▶ **Source data**
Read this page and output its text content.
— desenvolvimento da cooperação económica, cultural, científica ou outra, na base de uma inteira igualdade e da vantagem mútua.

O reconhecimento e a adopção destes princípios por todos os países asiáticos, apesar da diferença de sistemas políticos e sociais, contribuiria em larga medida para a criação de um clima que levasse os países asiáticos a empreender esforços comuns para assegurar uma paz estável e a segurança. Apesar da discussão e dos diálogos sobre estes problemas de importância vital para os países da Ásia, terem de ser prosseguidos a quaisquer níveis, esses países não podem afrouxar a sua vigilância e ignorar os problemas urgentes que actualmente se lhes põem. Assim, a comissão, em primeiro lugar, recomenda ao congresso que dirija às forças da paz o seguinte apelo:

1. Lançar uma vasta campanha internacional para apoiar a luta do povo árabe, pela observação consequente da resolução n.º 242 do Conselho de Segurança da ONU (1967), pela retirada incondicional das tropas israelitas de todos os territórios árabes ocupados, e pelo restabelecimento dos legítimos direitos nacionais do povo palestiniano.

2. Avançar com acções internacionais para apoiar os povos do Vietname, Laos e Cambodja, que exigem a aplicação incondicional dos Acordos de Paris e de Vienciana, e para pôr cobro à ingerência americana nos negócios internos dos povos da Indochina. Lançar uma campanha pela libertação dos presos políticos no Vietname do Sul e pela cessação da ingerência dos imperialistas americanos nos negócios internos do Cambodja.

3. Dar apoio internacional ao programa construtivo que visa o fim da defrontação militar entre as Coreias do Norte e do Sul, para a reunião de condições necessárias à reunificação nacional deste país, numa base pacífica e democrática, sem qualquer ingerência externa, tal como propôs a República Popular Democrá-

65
--
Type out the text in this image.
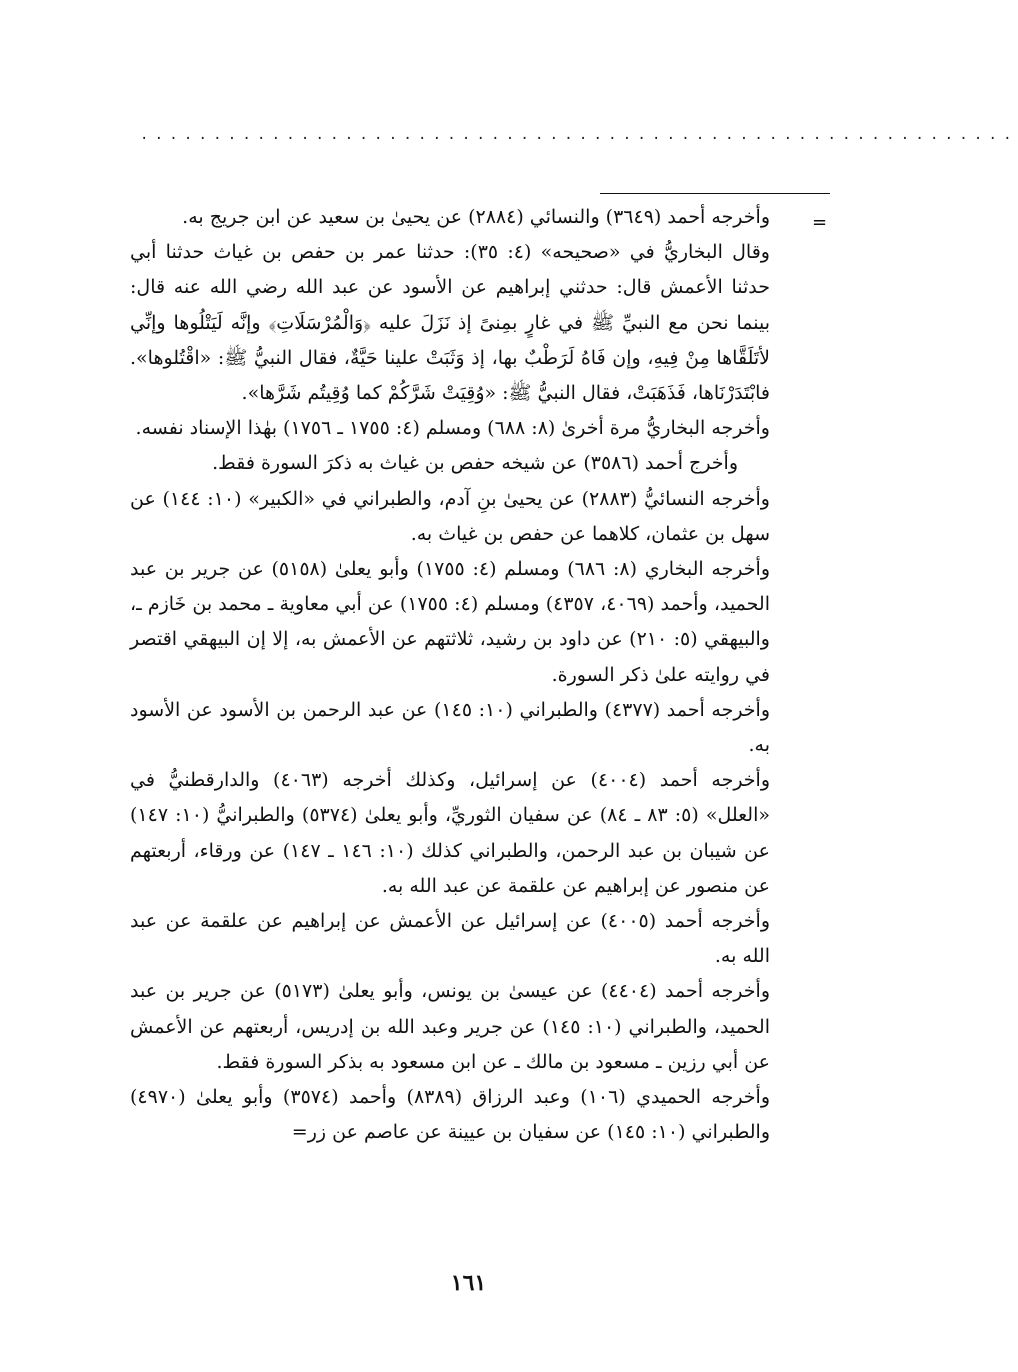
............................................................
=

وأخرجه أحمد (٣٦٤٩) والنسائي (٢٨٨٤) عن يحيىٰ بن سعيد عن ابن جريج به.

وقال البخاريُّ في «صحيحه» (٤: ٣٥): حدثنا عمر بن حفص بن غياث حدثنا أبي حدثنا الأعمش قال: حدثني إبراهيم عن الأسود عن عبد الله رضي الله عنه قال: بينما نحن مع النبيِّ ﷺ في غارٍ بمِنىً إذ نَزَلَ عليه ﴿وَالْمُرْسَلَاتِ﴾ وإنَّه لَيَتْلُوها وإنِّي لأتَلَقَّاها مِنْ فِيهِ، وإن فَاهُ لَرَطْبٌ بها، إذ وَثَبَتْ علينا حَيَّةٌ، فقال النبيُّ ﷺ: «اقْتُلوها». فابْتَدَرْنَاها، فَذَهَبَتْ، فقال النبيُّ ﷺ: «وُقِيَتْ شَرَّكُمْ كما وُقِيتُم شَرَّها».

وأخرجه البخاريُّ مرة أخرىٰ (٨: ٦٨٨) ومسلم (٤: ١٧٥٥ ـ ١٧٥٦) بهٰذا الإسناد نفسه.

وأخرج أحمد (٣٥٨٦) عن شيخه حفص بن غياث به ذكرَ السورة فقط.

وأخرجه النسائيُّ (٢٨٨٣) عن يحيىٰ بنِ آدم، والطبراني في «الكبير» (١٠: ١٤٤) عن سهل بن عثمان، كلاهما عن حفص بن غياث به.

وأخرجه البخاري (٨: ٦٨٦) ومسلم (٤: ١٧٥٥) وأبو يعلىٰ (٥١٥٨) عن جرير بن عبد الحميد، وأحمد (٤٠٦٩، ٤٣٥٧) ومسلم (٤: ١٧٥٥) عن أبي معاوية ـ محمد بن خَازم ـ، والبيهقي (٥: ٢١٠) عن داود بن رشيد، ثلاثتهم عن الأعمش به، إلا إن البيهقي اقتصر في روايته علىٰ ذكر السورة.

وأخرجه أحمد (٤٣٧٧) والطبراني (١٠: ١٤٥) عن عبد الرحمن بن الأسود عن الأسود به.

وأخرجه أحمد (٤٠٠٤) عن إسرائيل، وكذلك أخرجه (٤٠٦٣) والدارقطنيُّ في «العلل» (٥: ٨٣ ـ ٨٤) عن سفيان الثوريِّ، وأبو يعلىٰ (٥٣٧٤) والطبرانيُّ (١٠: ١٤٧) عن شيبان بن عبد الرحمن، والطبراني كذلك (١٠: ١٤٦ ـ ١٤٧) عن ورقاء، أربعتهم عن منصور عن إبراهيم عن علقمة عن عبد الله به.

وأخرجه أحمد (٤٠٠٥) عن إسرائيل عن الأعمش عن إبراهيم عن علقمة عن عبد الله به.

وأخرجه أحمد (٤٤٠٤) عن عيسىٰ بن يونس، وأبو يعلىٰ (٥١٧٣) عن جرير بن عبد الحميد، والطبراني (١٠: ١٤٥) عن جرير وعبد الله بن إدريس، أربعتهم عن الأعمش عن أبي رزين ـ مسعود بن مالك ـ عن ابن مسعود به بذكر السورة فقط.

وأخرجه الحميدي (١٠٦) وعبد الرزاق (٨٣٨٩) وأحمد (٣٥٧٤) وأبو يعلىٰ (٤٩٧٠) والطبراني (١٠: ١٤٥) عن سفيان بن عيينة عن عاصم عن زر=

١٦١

▶ **Required task**
Report how many lines in the data contain the word "incondicional", with no words besides the number.

▶ **Result**
2